INSTRUCTION: Each entry below should be echoed exactly, with pictures omitted.

EXERCISE DATA:
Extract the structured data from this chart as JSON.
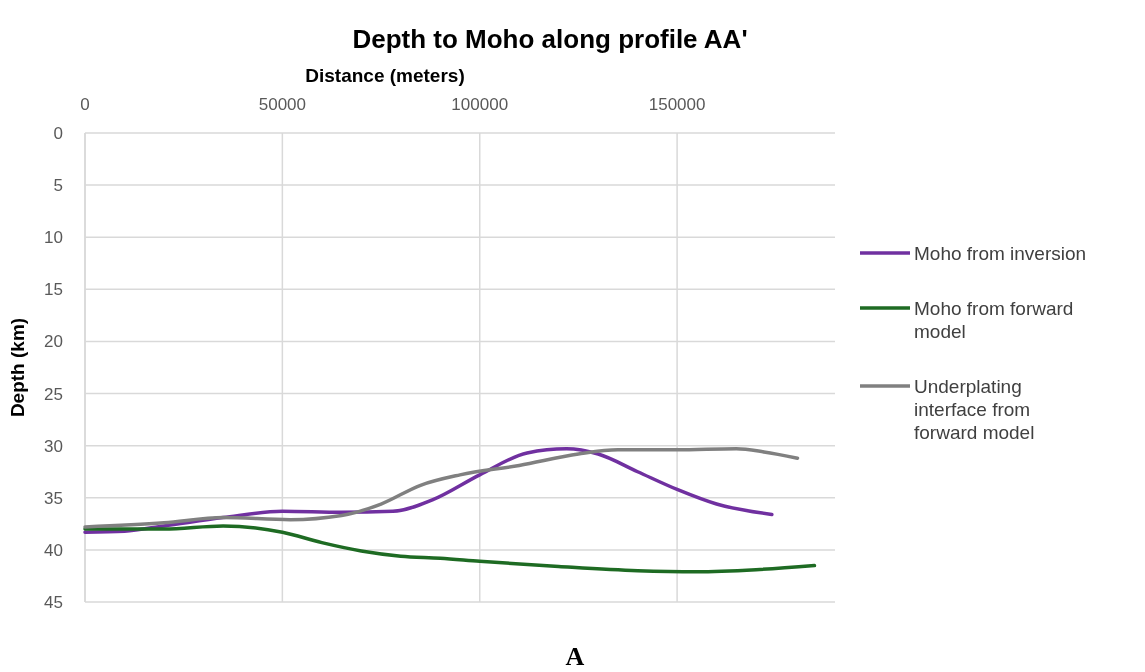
{
  "chart_data": {
    "type": "line",
    "title": "Depth to Moho along profile AA'",
    "xlabel": "Distance (meters)",
    "ylabel": "Depth (km)",
    "xlim": [
      0,
      190000
    ],
    "xticks": [
      0,
      50000,
      100000,
      150000
    ],
    "ylim": [
      45,
      0
    ],
    "yticks": [
      0,
      5,
      10,
      15,
      20,
      25,
      30,
      35,
      40,
      45
    ],
    "grid": true,
    "legend": "right",
    "annotations": [
      "A"
    ],
    "series": [
      {
        "name": "Moho from inversion",
        "color": "#7030a0",
        "x": [
          0,
          10000,
          20000,
          35000,
          50000,
          65000,
          78000,
          88000,
          100000,
          112000,
          122000,
          130000,
          140000,
          150000,
          160000,
          174000
        ],
        "values": [
          38.3,
          38.2,
          37.7,
          36.9,
          36.3,
          36.4,
          36.3,
          35.2,
          32.8,
          30.7,
          30.3,
          30.8,
          32.5,
          34.2,
          35.6,
          36.6
        ]
      },
      {
        "name": "Moho from forward model",
        "color": "#1e6b23",
        "x": [
          0,
          20000,
          35000,
          50000,
          60000,
          70000,
          80000,
          90000,
          100000,
          120000,
          140000,
          155000,
          170000,
          184800
        ],
        "values": [
          38.0,
          38.0,
          37.7,
          38.3,
          39.3,
          40.1,
          40.6,
          40.8,
          41.1,
          41.6,
          42.0,
          42.1,
          41.9,
          41.5
        ]
      },
      {
        "name": "Underplating interface from forward model",
        "color": "#808080",
        "x": [
          0,
          20000,
          35000,
          52000,
          65000,
          75000,
          85000,
          95000,
          110000,
          125000,
          135000,
          150000,
          165000,
          172000,
          180500
        ],
        "values": [
          37.8,
          37.4,
          36.9,
          37.1,
          36.7,
          35.6,
          33.8,
          32.8,
          31.9,
          30.8,
          30.4,
          30.4,
          30.3,
          30.6,
          31.2
        ]
      }
    ]
  }
}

RESPONSE TO THE EXERCISE:
Extract the structured data from this chart as JSON.
{
  "chart_data": {
    "type": "line",
    "title": "Depth to Moho along profile AA'",
    "xlabel": "Distance (meters)",
    "ylabel": "Depth (km)",
    "xlim": [
      0,
      190000
    ],
    "xticks": [
      0,
      50000,
      100000,
      150000
    ],
    "ylim": [
      45,
      0
    ],
    "yticks": [
      0,
      5,
      10,
      15,
      20,
      25,
      30,
      35,
      40,
      45
    ],
    "grid": true,
    "legend": "right",
    "annotations": [
      "A"
    ],
    "series": [
      {
        "name": "Moho from inversion",
        "color": "#7030a0",
        "x": [
          0,
          10000,
          20000,
          35000,
          50000,
          65000,
          78000,
          88000,
          100000,
          112000,
          122000,
          130000,
          140000,
          150000,
          160000,
          174000
        ],
        "values": [
          38.3,
          38.2,
          37.7,
          36.9,
          36.3,
          36.4,
          36.3,
          35.2,
          32.8,
          30.7,
          30.3,
          30.8,
          32.5,
          34.2,
          35.6,
          36.6
        ]
      },
      {
        "name": "Moho from forward model",
        "color": "#1e6b23",
        "x": [
          0,
          20000,
          35000,
          50000,
          60000,
          70000,
          80000,
          90000,
          100000,
          120000,
          140000,
          155000,
          170000,
          184800
        ],
        "values": [
          38.0,
          38.0,
          37.7,
          38.3,
          39.3,
          40.1,
          40.6,
          40.8,
          41.1,
          41.6,
          42.0,
          42.1,
          41.9,
          41.5
        ]
      },
      {
        "name": "Underplating interface from forward model",
        "color": "#808080",
        "x": [
          0,
          20000,
          35000,
          52000,
          65000,
          75000,
          85000,
          95000,
          110000,
          125000,
          135000,
          150000,
          165000,
          172000,
          180500
        ],
        "values": [
          37.8,
          37.4,
          36.9,
          37.1,
          36.7,
          35.6,
          33.8,
          32.8,
          31.9,
          30.8,
          30.4,
          30.4,
          30.3,
          30.6,
          31.2
        ]
      }
    ]
  }
}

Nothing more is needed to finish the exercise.